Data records

---*---

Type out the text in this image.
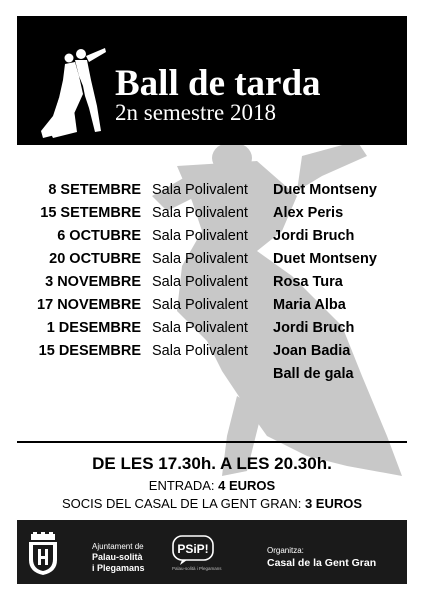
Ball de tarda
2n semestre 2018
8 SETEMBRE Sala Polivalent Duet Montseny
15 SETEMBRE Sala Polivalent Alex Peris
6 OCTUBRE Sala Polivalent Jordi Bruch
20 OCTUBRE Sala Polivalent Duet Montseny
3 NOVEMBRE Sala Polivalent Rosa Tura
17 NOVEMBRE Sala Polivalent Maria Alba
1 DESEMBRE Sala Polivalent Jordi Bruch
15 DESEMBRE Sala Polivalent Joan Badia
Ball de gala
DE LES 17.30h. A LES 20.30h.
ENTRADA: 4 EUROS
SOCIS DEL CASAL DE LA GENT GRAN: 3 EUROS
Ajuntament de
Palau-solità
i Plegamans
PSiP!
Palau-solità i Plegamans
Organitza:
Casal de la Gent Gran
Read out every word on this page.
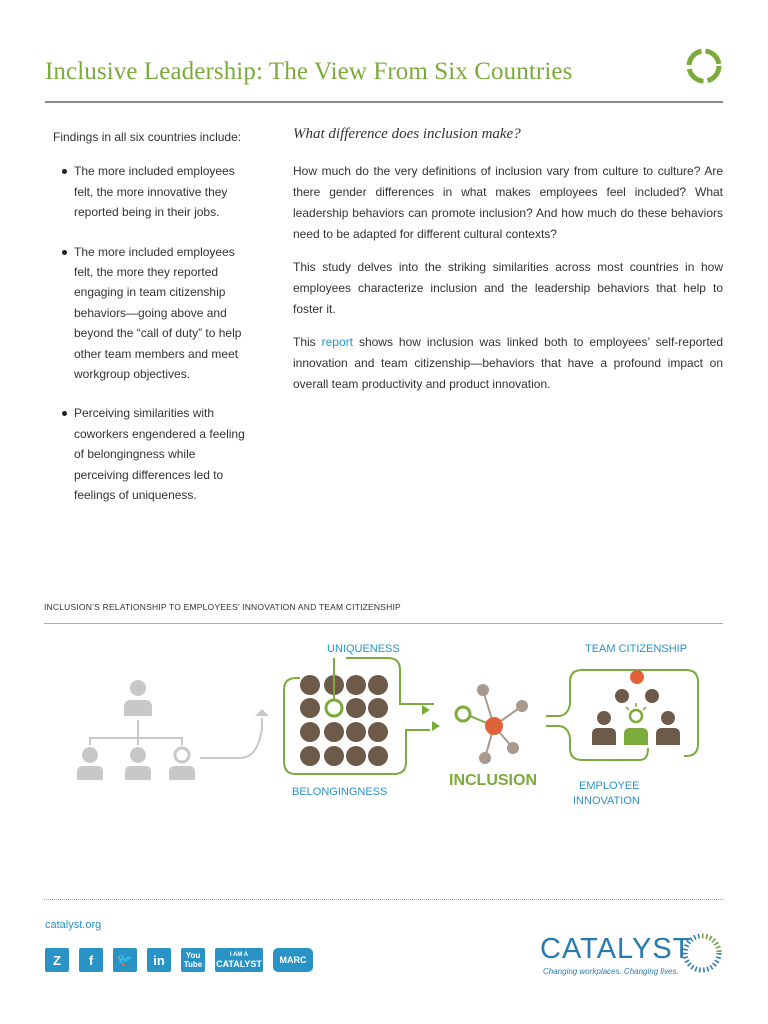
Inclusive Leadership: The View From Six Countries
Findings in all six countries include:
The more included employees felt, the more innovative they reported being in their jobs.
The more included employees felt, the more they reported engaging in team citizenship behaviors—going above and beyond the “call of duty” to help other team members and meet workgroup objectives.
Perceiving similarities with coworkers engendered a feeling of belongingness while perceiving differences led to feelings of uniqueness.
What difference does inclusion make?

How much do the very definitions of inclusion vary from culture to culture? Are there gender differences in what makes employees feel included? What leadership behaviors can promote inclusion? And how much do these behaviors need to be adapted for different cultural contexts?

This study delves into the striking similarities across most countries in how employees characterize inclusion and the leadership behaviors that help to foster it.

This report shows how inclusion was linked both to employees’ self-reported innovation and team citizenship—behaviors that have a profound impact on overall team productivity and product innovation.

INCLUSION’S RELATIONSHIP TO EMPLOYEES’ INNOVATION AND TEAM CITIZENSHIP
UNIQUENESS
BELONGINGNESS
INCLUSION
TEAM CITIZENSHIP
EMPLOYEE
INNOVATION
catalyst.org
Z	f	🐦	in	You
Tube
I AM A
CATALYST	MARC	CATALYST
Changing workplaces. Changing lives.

---*---

* **EXERCISE REQUIREMENTS**: Check each line in the listing above for the string "more", then report how many lines contain it, with no other text.

* **OUTPUT FOR THIS EXERCISE**: 2